Short task » Find the lines with the string "solution" and return them.

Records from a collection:

= = = = =

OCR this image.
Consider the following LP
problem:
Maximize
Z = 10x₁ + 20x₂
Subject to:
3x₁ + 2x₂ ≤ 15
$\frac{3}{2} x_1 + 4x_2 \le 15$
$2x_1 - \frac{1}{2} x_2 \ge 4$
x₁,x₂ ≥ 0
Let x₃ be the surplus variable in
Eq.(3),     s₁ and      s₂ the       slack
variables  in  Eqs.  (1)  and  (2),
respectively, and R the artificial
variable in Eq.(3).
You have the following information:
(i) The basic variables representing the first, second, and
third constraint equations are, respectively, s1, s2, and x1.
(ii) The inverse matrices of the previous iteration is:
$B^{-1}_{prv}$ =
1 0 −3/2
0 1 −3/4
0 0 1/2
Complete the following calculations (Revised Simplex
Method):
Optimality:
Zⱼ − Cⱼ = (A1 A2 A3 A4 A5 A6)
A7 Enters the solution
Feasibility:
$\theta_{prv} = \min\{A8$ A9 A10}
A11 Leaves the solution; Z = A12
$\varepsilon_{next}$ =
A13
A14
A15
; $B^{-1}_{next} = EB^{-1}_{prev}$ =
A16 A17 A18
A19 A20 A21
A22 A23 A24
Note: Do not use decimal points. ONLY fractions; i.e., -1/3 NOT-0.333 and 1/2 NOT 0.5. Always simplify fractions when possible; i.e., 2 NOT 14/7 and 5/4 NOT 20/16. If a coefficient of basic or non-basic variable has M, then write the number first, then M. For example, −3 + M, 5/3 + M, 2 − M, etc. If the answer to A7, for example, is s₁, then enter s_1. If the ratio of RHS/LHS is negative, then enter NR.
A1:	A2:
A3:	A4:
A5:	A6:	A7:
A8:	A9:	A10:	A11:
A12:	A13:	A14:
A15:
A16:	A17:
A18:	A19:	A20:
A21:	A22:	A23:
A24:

= = = = =

Written answer »
A7 Enters the solution
A11 Leaves the solution; Z = A12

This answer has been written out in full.